__Dataset records__.
** BEGIN **
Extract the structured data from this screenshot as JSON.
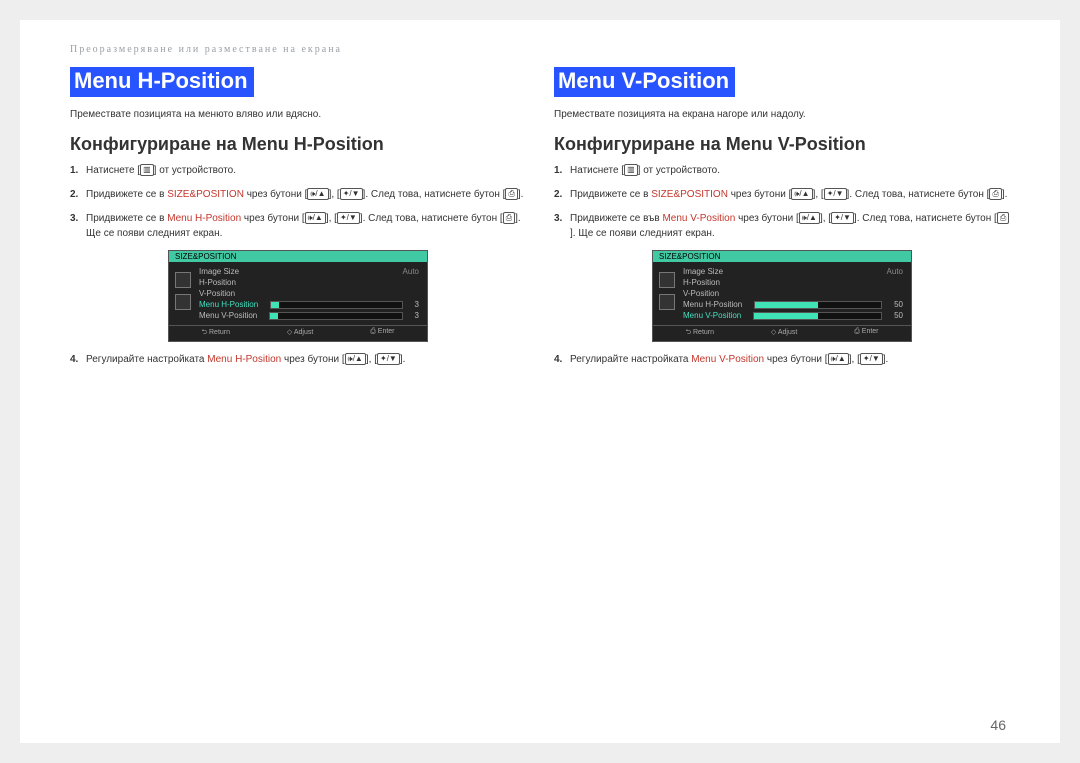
{
  "breadcrumb": "Преоразмеряване или разместване на екрана",
  "pagenum": "46",
  "icons": {
    "menu": "▥",
    "vol_up": "🕪/▲",
    "vol_dn": "✦/▼",
    "enter": "⎙"
  },
  "osd": {
    "header": "SIZE&POSITION",
    "items": [
      "Image Size",
      "H-Position",
      "V-Position",
      "Menu H-Position",
      "Menu V-Position"
    ],
    "valAuto": "Auto",
    "num": "3",
    "footer": [
      "⮌ Return",
      "◇ Adjust",
      "⎙ Enter"
    ]
  },
  "left": {
    "title": "Menu H-Position",
    "desc": "Премествате позицията на менюто вляво или вдясно.",
    "sub": "Конфигуриране на Menu H-Position",
    "hl": "Menu H-Position",
    "hlList": "Menu H-Position",
    "s1": "Натиснете ",
    "s1b": " от устройството.",
    "s2a": "Придвижете се в ",
    "s2b": " чрез бутони ",
    "s2c": ". След това, натиснете бутон ",
    "s3a": "Придвижете се в ",
    "s3b": " чрез бутони ",
    "s3c": ". След това, натиснете бутон ",
    "s3d": ". Ще се появи следният екран.",
    "s4a": "Регулирайте настройката ",
    "s4b": " чрез бутони ",
    "kwSize": "SIZE&POSITION"
  },
  "right": {
    "title": "Menu V-Position",
    "desc": "Премествате позицията на екрана нагоре или надолу.",
    "sub": "Конфигуриране на Menu V-Position",
    "hl": "Menu V-Position",
    "hlList": "Menu V-Position",
    "s1": "Натиснете ",
    "s1b": " от устройството.",
    "s2a": "Придвижете се в ",
    "s2b": " чрез бутони ",
    "s2c": ". След това, натиснете бутон ",
    "s3a": "Придвижете се във ",
    "s3b": " чрез бутони ",
    "s3c": ". След това, натиснете бутон ",
    "s3d": ".  Ще се появи следният екран.",
    "s4a": "Регулирайте настройката ",
    "s4b": " чрез бутони ",
    "osdNum": "50",
    "kwSize": "SIZE&POSITION"
  }
}
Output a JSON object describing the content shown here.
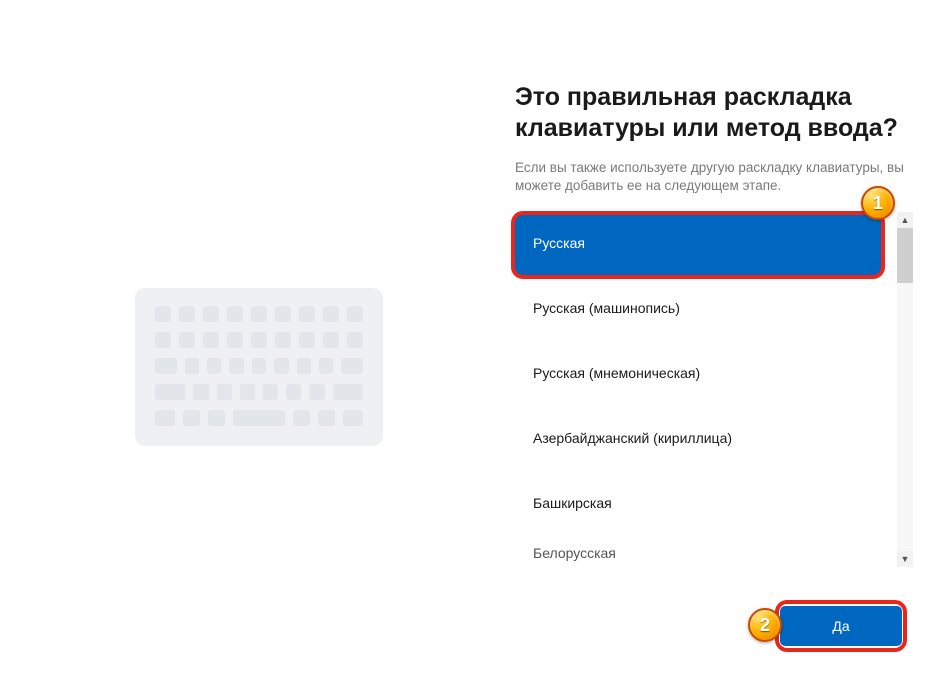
{
  "heading": "Это правильная раскладка клавиатуры или метод ввода?",
  "sub": "Если вы также используете другую раскладку клавиатуры, вы можете добавить ее на следующем этапе.",
  "layouts": [
    {
      "label": "Русская",
      "selected": true
    },
    {
      "label": "Русская (машинопись)",
      "selected": false
    },
    {
      "label": "Русская (мнемоническая)",
      "selected": false
    },
    {
      "label": "Азербайджанский (кириллица)",
      "selected": false
    },
    {
      "label": "Башкирская",
      "selected": false
    },
    {
      "label": "Белорусская",
      "selected": false
    }
  ],
  "yes": "Да",
  "badges": {
    "one": "1",
    "two": "2"
  },
  "colors": {
    "accent": "#0067c0",
    "anno": "#e8261c"
  }
}
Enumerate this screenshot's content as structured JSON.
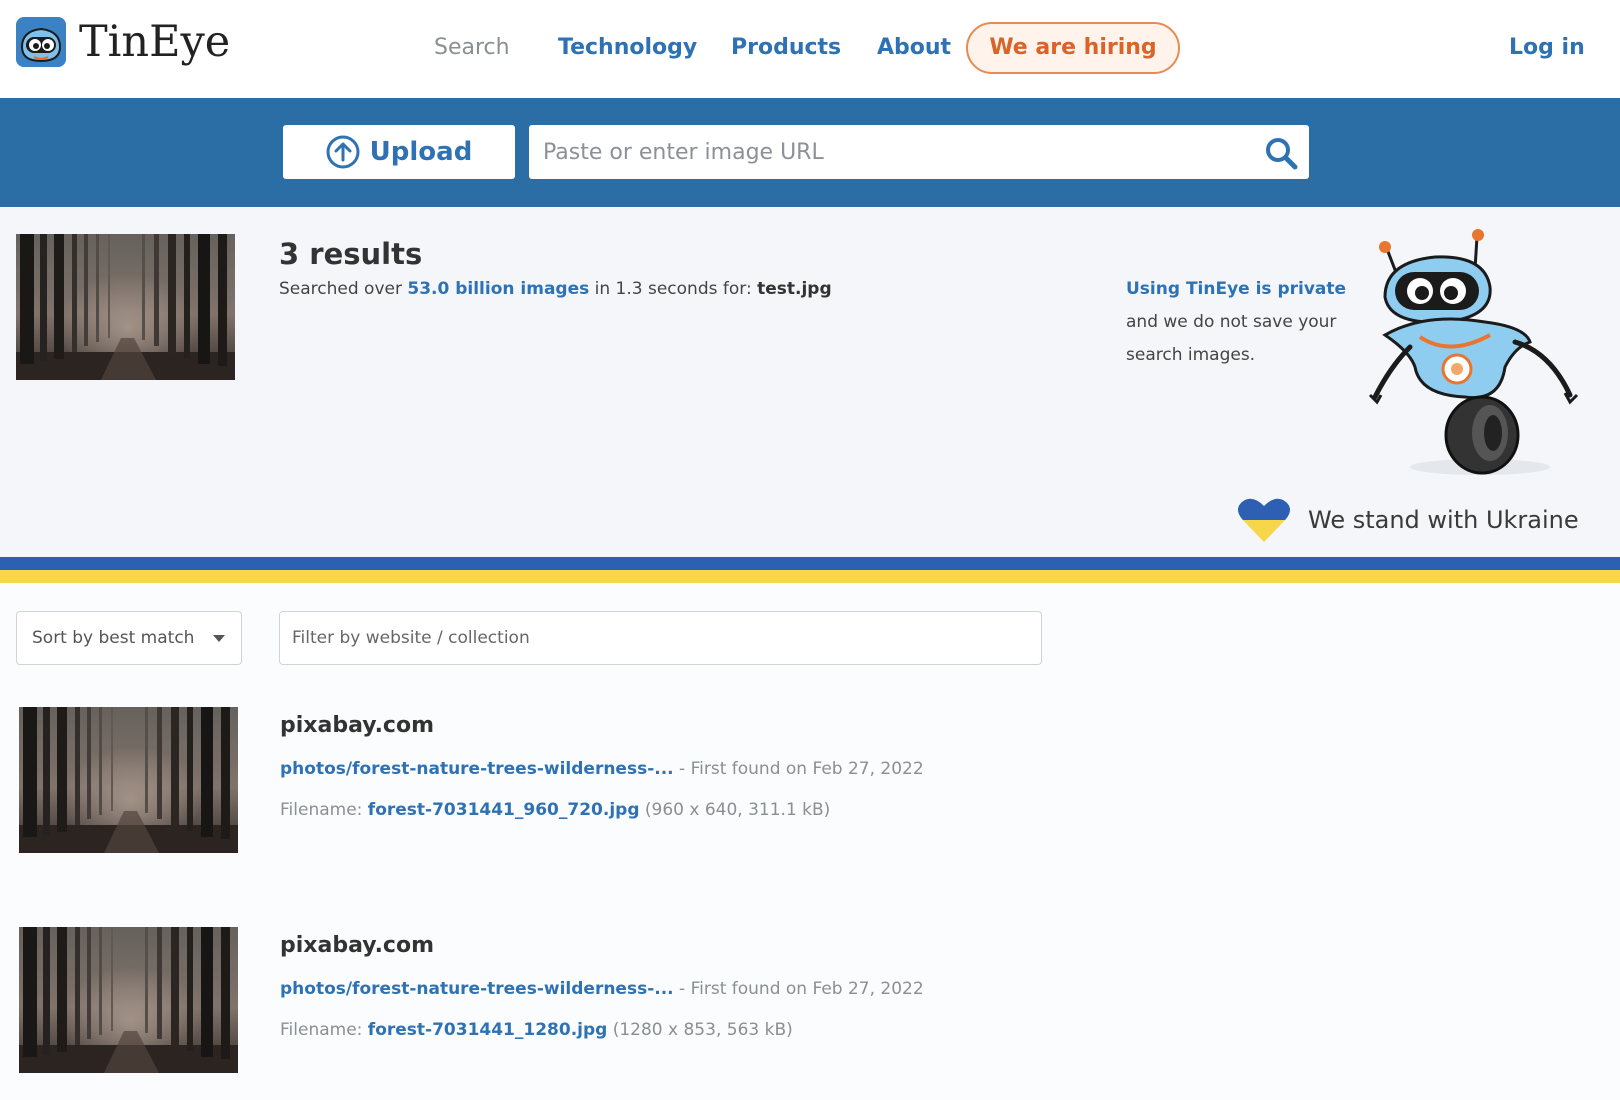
{
  "header": {
    "brand": "TinEye",
    "nav": {
      "search": "Search",
      "technology": "Technology",
      "products": "Products",
      "about": "About"
    },
    "hiring": "We are hiring",
    "login": "Log in"
  },
  "search": {
    "upload_label": "Upload",
    "url_placeholder": "Paste or enter image URL"
  },
  "summary": {
    "results_count": "3 results",
    "searched_prefix": "Searched over ",
    "searched_link": "53.0 billion images",
    "searched_mid": " in 1.3 seconds for: ",
    "searched_file": "test.jpg"
  },
  "privacy": {
    "link": "Using TinEye is private",
    "text": "and we do not save your search images."
  },
  "ukraine": "We stand with Ukraine",
  "filters": {
    "sort_selected": "Sort by best match",
    "filter_placeholder": "Filter by website / collection"
  },
  "results": [
    {
      "site": "pixabay.com",
      "page_link": "photos/forest-nature-trees-wilderness-...",
      "first_found": " - First found on Feb 27, 2022",
      "filename_label": "Filename: ",
      "filename": "forest-7031441_960_720.jpg",
      "file_info": " (960 x 640, 311.1 kB)"
    },
    {
      "site": "pixabay.com",
      "page_link": "photos/forest-nature-trees-wilderness-...",
      "first_found": " - First found on Feb 27, 2022",
      "filename_label": "Filename: ",
      "filename": "forest-7031441_1280.jpg",
      "file_info": " (1280 x 853, 563 kB)"
    }
  ],
  "colors": {
    "brand_blue": "#2f72b4",
    "band": "#2b6ea6",
    "hiring_orange": "#d8642a",
    "ukraine_blue": "#2d5fb3",
    "ukraine_yellow": "#f7d64a"
  }
}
** END **
__Short problem__.
Leaving the pictures aside, transcribe the entire listing exactly.

__Exercise response__.
Extract the structured data from this screenshot as JSON.
{
  "breadcrumb": "Преоразмеряване или разместване на екрана",
  "pagenum": "46",
  "icons": {
    "menu": "▥",
    "vol_up": "🕪/▲",
    "vol_dn": "✦/▼",
    "enter": "⎙"
  },
  "osd": {
    "header": "SIZE&POSITION",
    "items": [
      "Image Size",
      "H-Position",
      "V-Position",
      "Menu H-Position",
      "Menu V-Position"
    ],
    "valAuto": "Auto",
    "num": "3",
    "footer": [
      "⮌ Return",
      "◇ Adjust",
      "⎙ Enter"
    ]
  },
  "left": {
    "title": "Menu H-Position",
    "desc": "Премествате позицията на менюто вляво или вдясно.",
    "sub": "Конфигуриране на Menu H-Position",
    "hl": "Menu H-Position",
    "hlList": "Menu H-Position",
    "s1": "Натиснете ",
    "s1b": " от устройството.",
    "s2a": "Придвижете се в ",
    "s2b": " чрез бутони ",
    "s2c": ". След това, натиснете бутон ",
    "s3a": "Придвижете се в ",
    "s3b": " чрез бутони ",
    "s3c": ". След това, натиснете бутон ",
    "s3d": ". Ще се появи следният екран.",
    "s4a": "Регулирайте настройката ",
    "s4b": " чрез бутони ",
    "kwSize": "SIZE&POSITION"
  },
  "right": {
    "title": "Menu V-Position",
    "desc": "Премествате позицията на екрана нагоре или надолу.",
    "sub": "Конфигуриране на Menu V-Position",
    "hl": "Menu V-Position",
    "hlList": "Menu V-Position",
    "s1": "Натиснете ",
    "s1b": " от устройството.",
    "s2a": "Придвижете се в ",
    "s2b": " чрез бутони ",
    "s2c": ". След това, натиснете бутон ",
    "s3a": "Придвижете се във ",
    "s3b": " чрез бутони ",
    "s3c": ". След това, натиснете бутон ",
    "s3d": ".  Ще се появи следният екран.",
    "s4a": "Регулирайте настройката ",
    "s4b": " чрез бутони ",
    "osdNum": "50",
    "kwSize": "SIZE&POSITION"
  }
}
Output a JSON object describing the content shown here.
{
  "heading": "Это правильная раскладка клавиатуры или метод ввода?",
  "sub": "Если вы также используете другую раскладку клавиатуры, вы можете добавить ее на следующем этапе.",
  "layouts": [
    {
      "label": "Русская",
      "selected": true
    },
    {
      "label": "Русская (машинопись)",
      "selected": false
    },
    {
      "label": "Русская (мнемоническая)",
      "selected": false
    },
    {
      "label": "Азербайджанский (кириллица)",
      "selected": false
    },
    {
      "label": "Башкирская",
      "selected": false
    },
    {
      "label": "Белорусская",
      "selected": false
    }
  ],
  "yes": "Да",
  "badges": {
    "one": "1",
    "two": "2"
  },
  "colors": {
    "accent": "#0067c0",
    "anno": "#e8261c"
  }
}
Enumerate this screenshot's content as structured JSON.
{
  "header": {
    "brand": "TinEye",
    "nav": {
      "search": "Search",
      "technology": "Technology",
      "products": "Products",
      "about": "About"
    },
    "hiring": "We are hiring",
    "login": "Log in"
  },
  "search": {
    "upload_label": "Upload",
    "url_placeholder": "Paste or enter image URL"
  },
  "summary": {
    "results_count": "3 results",
    "searched_prefix": "Searched over ",
    "searched_link": "53.0 billion images",
    "searched_mid": " in 1.3 seconds for: ",
    "searched_file": "test.jpg"
  },
  "privacy": {
    "link": "Using TinEye is private",
    "text": "and we do not save your search images."
  },
  "ukraine": "We stand with Ukraine",
  "filters": {
    "sort_selected": "Sort by best match",
    "filter_placeholder": "Filter by website / collection"
  },
  "results": [
    {
      "site": "pixabay.com",
      "page_link": "photos/forest-nature-trees-wilderness-...",
      "first_found": " - First found on Feb 27, 2022",
      "filename_label": "Filename: ",
      "filename": "forest-7031441_960_720.jpg",
      "file_info": " (960 x 640, 311.1 kB)"
    },
    {
      "site": "pixabay.com",
      "page_link": "photos/forest-nature-trees-wilderness-...",
      "first_found": " - First found on Feb 27, 2022",
      "filename_label": "Filename: ",
      "filename": "forest-7031441_1280.jpg",
      "file_info": " (1280 x 853, 563 kB)"
    }
  ],
  "colors": {
    "brand_blue": "#2f72b4",
    "band": "#2b6ea6",
    "hiring_orange": "#d8642a",
    "ukraine_blue": "#2d5fb3",
    "ukraine_yellow": "#f7d64a"
  }
}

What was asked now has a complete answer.